◆ DATASET ENTRIES
►
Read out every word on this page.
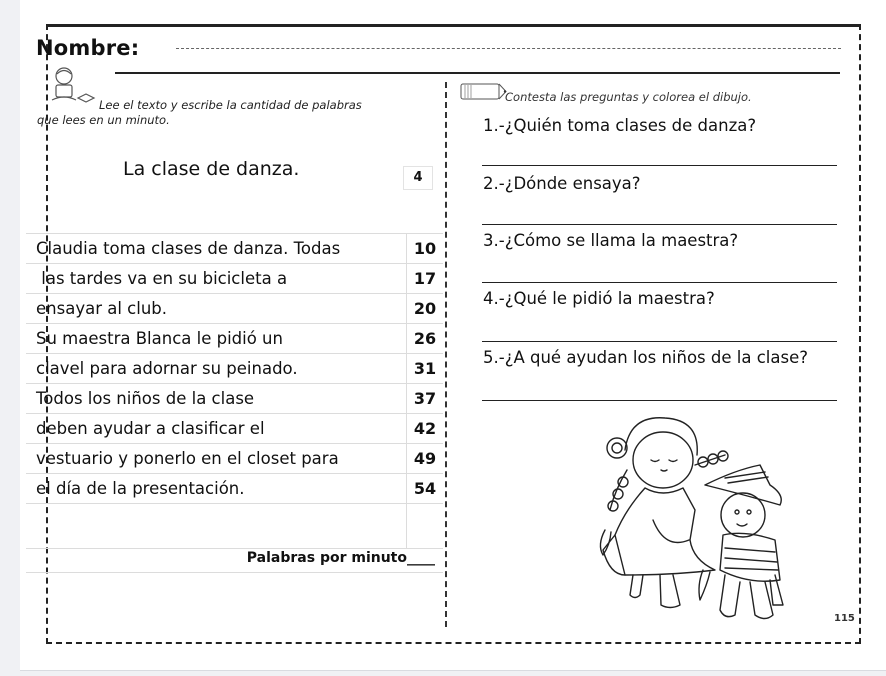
Nombre:
Lee el texto y escribe la cantidad de palabras
que lees en un minuto.
La clase de danza.	4
Claudia toma clases de danza. Todas	10
las tardes va en su bicicleta a	17
ensayar al club.	20
Su maestra Blanca le pidió un	26
clavel para adornar su peinado.	31
Todos los niños de la clase	37
deben ayudar a clasificar el	42
vestuario y ponerlo en el closet para	49
el día de la presentación.	54

Palabras por minuto____
Contesta las preguntas y colorea el dibujo.
1.-¿Quién toma clases de danza?
2.-¿Dónde ensaya?
3.-¿Cómo se llama la maestra?
4.-¿Qué le pidió la maestra?
5.-¿A qué ayudan los niños de la clase?
115
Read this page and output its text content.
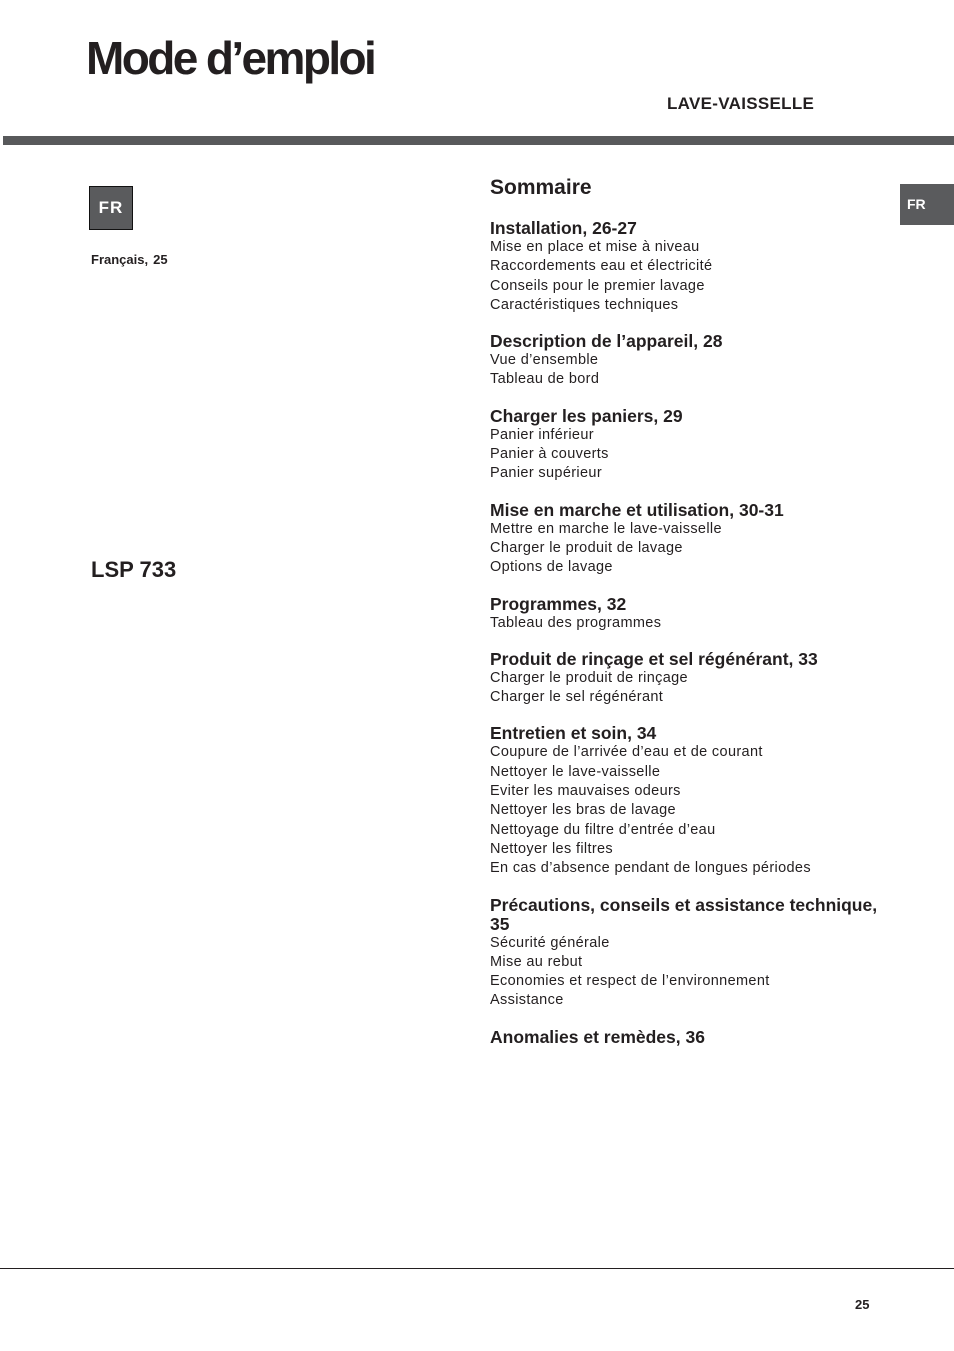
Mode d’emploi
LAVE-VAISSELLE
FR
Français, 25
LSP 733
FR
Sommaire
Installation, 26-27
Mise en place et mise à niveau
Raccordements eau et électricité
Conseils pour le premier lavage
Caractéristiques techniques
Description de l’appareil, 28
Vue d’ensemble
Tableau de bord
Charger les paniers, 29
Panier inférieur
Panier à couverts
Panier supérieur
Mise en marche et utilisation, 30-31
Mettre en marche le lave-vaisselle
Charger le produit de lavage
Options de lavage
Programmes, 32
Tableau des programmes
Produit de rinçage et sel régénérant, 33
Charger le produit de rinçage
Charger le sel régénérant
Entretien et soin, 34
Coupure de l’arrivée d’eau et de courant
Nettoyer le lave-vaisselle
Eviter les mauvaises odeurs
Nettoyer les bras de lavage
Nettoyage du filtre d’entrée d’eau
Nettoyer les filtres
En cas d’absence pendant de longues périodes
Précautions, conseils et assistance technique, 35
Sécurité générale
Mise au rebut
Economies et respect de l’environnement
Assistance
Anomalies et remèdes, 36
25
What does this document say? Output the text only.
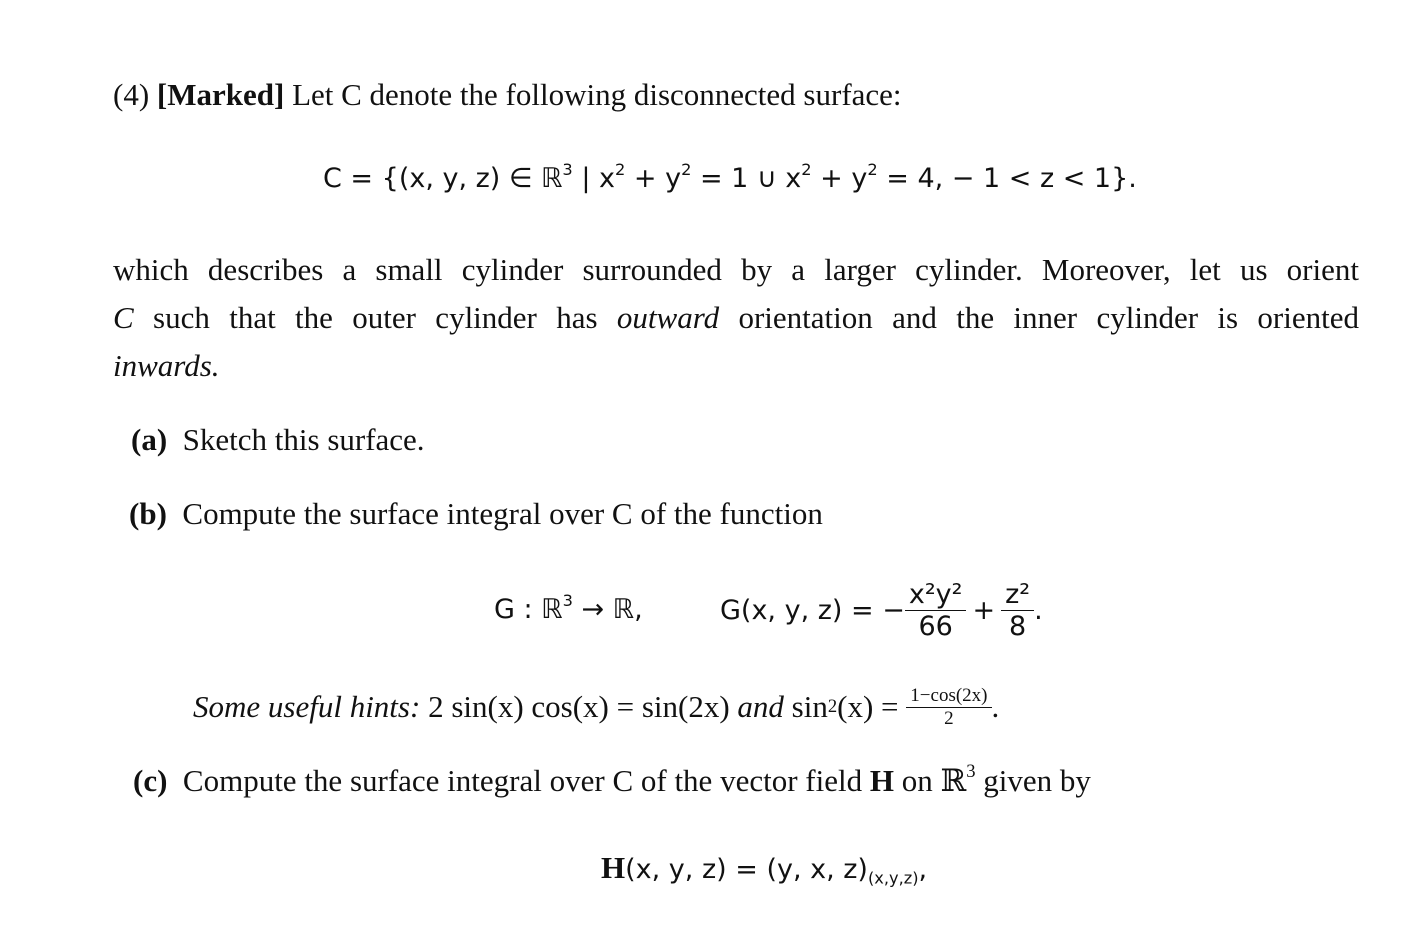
(4) [Marked] Let C denote the following disconnected surface:
C = {(x, y, z) ∈ ℝ$^3$ | $x^2 + y^2 = 1$ ∪ $x^2 + y^2 = 4$, − 1 < z < 1}.
which describes a small cylinder surrounded by a larger cylinder. Moreover, let us orient
C such that the outer cylinder has outward orientation and the inner cylinder is oriented
inwards.
(a) Sketch this surface.
(b) Compute the surface integral over C of the function
G : ℝ$^3$ → ℝ,	G(x, y, z) = − $\frac{\text{x²y²}}{66} + \frac{\text{z²}}{8}$ .
Some useful hints:
2 sin(x) cos(x) = sin(2x)
and
sin 2 (x) =
$\frac{1-\cos(2x)}{2}$ .
(c) Compute the surface integral over C of the vector field H on ℝ$^3$ given by
H(x, y, z) = (y, x, $z)_{(x,y,z)}$,
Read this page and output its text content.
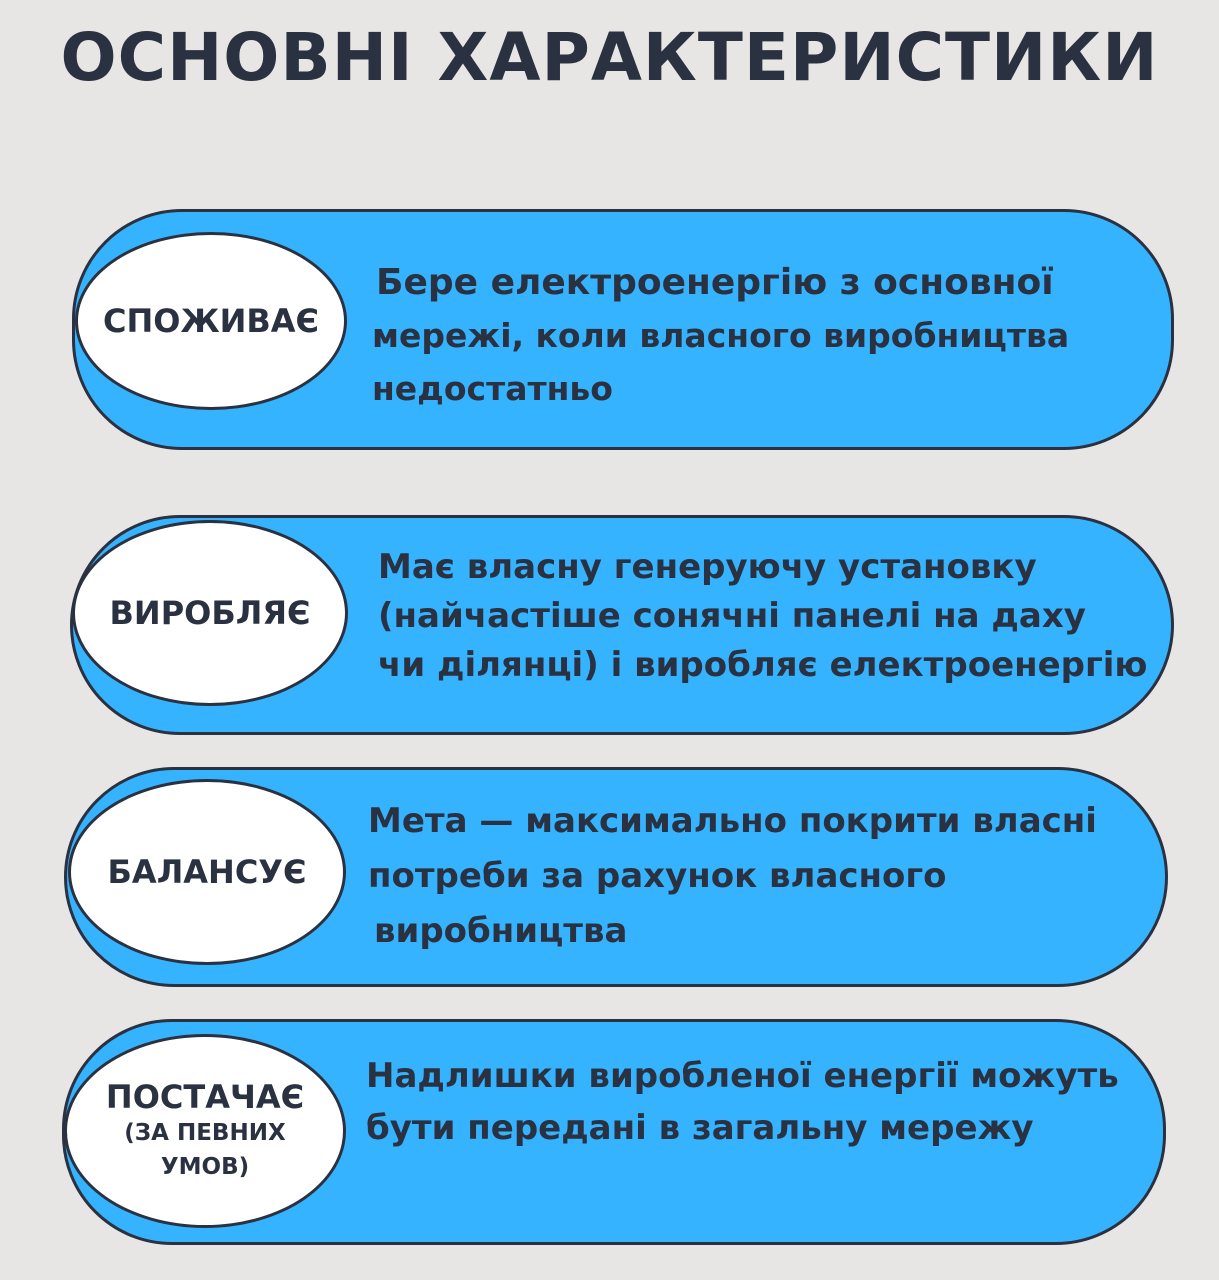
ОСНОВНІ ХАРАКТЕРИСТИКИ
СПОЖИВАЄ
Бере електроенергію з основної
мережі, коли власного виробництва
недостатньо
ВИРОБЛЯЄ
Має власну генеруючу установку
(найчастіше сонячні панелі на даху
чи ділянці) і виробляє електроенергію
БАЛАНСУЄ
Мета — максимально покрити власні
потреби за рахунок власного
виробництва
ПОСТАЧАЄ
(ЗА ПЕВНИХ
УМОВ)
Надлишки виробленої енергії можуть
бути передані в загальну мережу
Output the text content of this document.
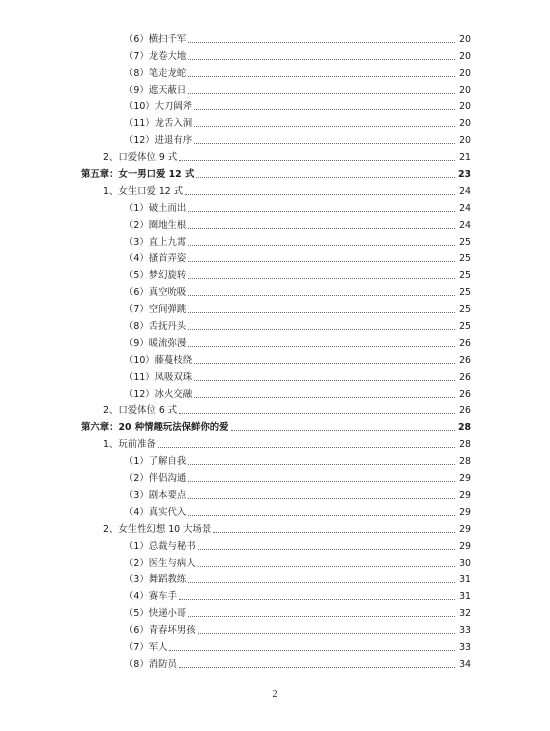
（6）横扫千军	20
（7）龙卷大地	20
（8）笔走龙蛇	20
（9）遮天蔽日	20
（10）大刀阔斧	20
（11）龙舌入洞	20
（12）进退有序	20
2、口爱体位 9 式	21
第五章：女一男口爱 12 式	23
1、女生口爱 12 式	24
（1）破土而出	24
（2）圈地生根	24
（3）直上九霄	25
（4）搔首弄姿	25
（5）梦幻旋转	25
（6）真空吮吸	25
（7）空间弹跳	25
（8）舌抚丹头	25
（9）暖流弥漫	26
（10）藤蔓枝绕	26
（11）凤吸双珠	26
（12）冰火交融	26
2、口爱体位 6 式	26
第六章：20 种情趣玩法保鲜你的爱	28
1、玩前准备	28
（1）了解自我	28
（2）伴侣沟通	29
（3）剧本要点	29
（4）真实代入	29
2、女生性幻想 10 大场景	29
（1）总裁与秘书	29
（2）医生与病人	30
（3）舞蹈教练	31
（4）赛车手	31
（5）快递小哥	32
（6）青春坏男孩	33
（7）军人	33
（8）消防员	34
2
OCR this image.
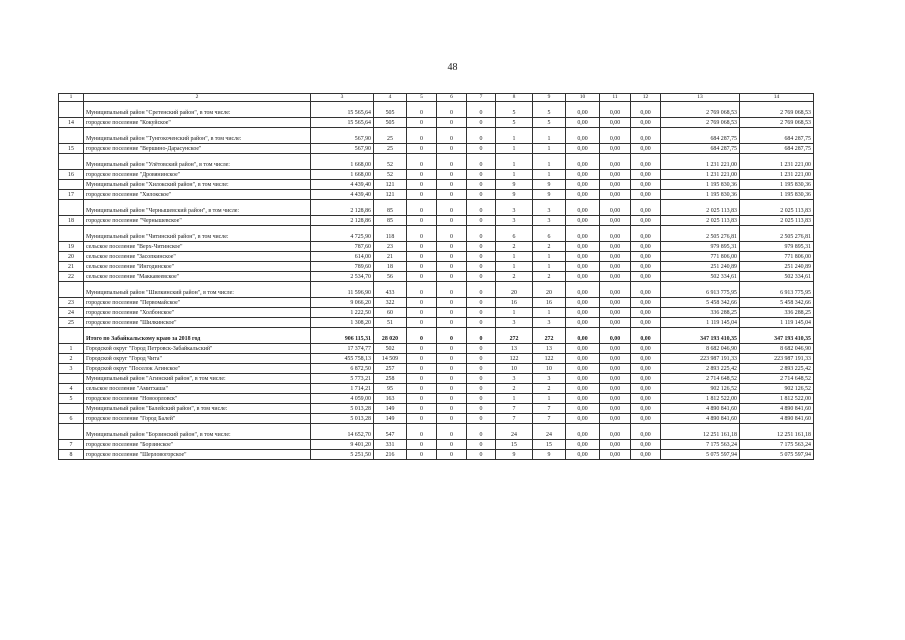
48
1	2	3	4	5	6	7	8	9	10	11	12	13	14
	Муниципальный район "Сретенский район", в том числе:	15 565,64	505	0	0	0	5	5	0,00	0,00	0,00	2 769 068,53	2 769 068,53
14	городское поселение "Кокуйское"	15 565,64	505	0	0	0	5	5	0,00	0,00	0,00	2 769 068,53	2 769 068,53
	Муниципальный район "Тунгокоченский район", в том числе:	567,90	25	0	0	0	1	1	0,00	0,00	0,00	684 287,75	684 287,75
15	городское поселение "Вершино-Дарасунское"	567,90	25	0	0	0	1	1	0,00	0,00	0,00	684 287,75	684 287,75
	Муниципальный район "Улётовский район", в том числе:	1 668,00	52	0	0	0	1	1	0,00	0,00	0,00	1 231 221,00	1 231 221,00
16	городское поселение "Дровянинское"	1 668,00	52	0	0	0	1	1	0,00	0,00	0,00	1 231 221,00	1 231 221,00
	Муниципальный район "Хилокский район", в том числе:	4 439,40	121	0	0	0	9	9	0,00	0,00	0,00	1 195 830,36	1 195 830,36
17	городское поселение "Хилокское"	4 439,40	121	0	0	0	9	9	0,00	0,00	0,00	1 195 830,36	1 195 830,36
	Муниципальный район "Чернышевский район", в том числе:	2 128,86	85	0	0	0	3	3	0,00	0,00	0,00	2 025 113,83	2 025 113,83
18	городское поселение "Чернышевское"	2 128,86	85	0	0	0	3	3	0,00	0,00	0,00	2 025 113,83	2 025 113,83
	Муниципальный район "Читинский район", в том числе:	4 725,90	118	0	0	0	6	6	0,00	0,00	0,00	2 505 276,81	2 505 276,81
19	сельское поселение "Верх-Читинское"	787,60	23	0	0	0	2	2	0,00	0,00	0,00	979 895,31	979 895,31
20	сельское поселение "Засопкинское"	614,00	21	0	0	0	1	1	0,00	0,00	0,00	771 806,00	771 806,00
21	сельское поселение "Ингодинское"	789,60	18	0	0	0	1	1	0,00	0,00	0,00	251 240,89	251 240,89
22	сельское поселение "Маккавеевское"	2 534,70	56	0	0	0	2	2	0,00	0,00	0,00	502 334,61	502 334,61
	Муниципальный район "Шилкинский район", в том числе:	11 596,90	433	0	0	0	20	20	0,00	0,00	0,00	6 913 775,95	6 913 775,95
23	городское поселение "Первомайское"	9 066,20	322	0	0	0	16	16	0,00	0,00	0,00	5 458 342,66	5 458 342,66
24	городское поселение "Холбонское"	1 222,50	60	0	0	0	1	1	0,00	0,00	0,00	336 288,25	336 288,25
25	городское поселение "Шилкинское"	1 308,20	51	0	0	0	3	3	0,00	0,00	0,00	1 119 145,04	1 119 145,04
	Итого по Забайкальскому краю за 2018 год	906 115,31	28 020	0	0	0	272	272	0,00	0,00	0,00	347 193 410,35	347 193 410,35
1	Городской округ "Город Петровск-Забайкальский"	17 374,77	502	0	0	0	13	13	0,00	0,00	0,00	8 682 046,90	8 682 046,90
2	Городской округ "Город Чита"	455 758,13	14 509	0	0	0	122	122	0,00	0,00	0,00	223 987 191,33	223 987 191,33
3	Городской округ "Поселок Агинское"	6 872,50	257	0	0	0	10	10	0,00	0,00	0,00	2 893 225,42	2 893 225,42
	Муниципальный район "Агинский район", в том числе:	5 773,21	258	0	0	0	3	3	0,00	0,00	0,00	2 714 648,52	2 714 648,52
4	сельское поселение "Амитхаша"	1 714,21	95	0	0	0	2	2	0,00	0,00	0,00	902 126,52	902 126,52
5	городское поселение "Новоорловск"	4 059,00	163	0	0	0	1	1	0,00	0,00	0,00	1 812 522,00	1 812 522,00
	Муниципальный район "Балейский район", в том числе:	5 013,28	149	0	0	0	7	7	0,00	0,00	0,00	4 890 841,60	4 890 841,60
6	городское поселение "Город Балей"	5 013,28	149	0	0	0	7	7	0,00	0,00	0,00	4 890 841,60	4 890 841,60
	Муниципальный район "Борзинский район", в том числе:	14 652,70	547	0	0	0	24	24	0,00	0,00	0,00	12 251 161,18	12 251 161,18
7	городское поселение "Борзинское"	9 401,20	331	0	0	0	15	15	0,00	0,00	0,00	7 175 563,24	7 175 563,24
8	городское поселение "Шерловогорское"	5 251,50	216	0	0	0	9	9	0,00	0,00	0,00	5 075 597,94	5 075 597,94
◄
◆ SET EXERCISE
Find the lines that include the string "cylinder", then copy each of them.

◆ SOLUTION TO THIS EXERCISE
which describes a small cylinder surrounded by a larger cylinder. Moreover, let us orient
C such that the outer cylinder has outward orientation and the inner cylinder is oriented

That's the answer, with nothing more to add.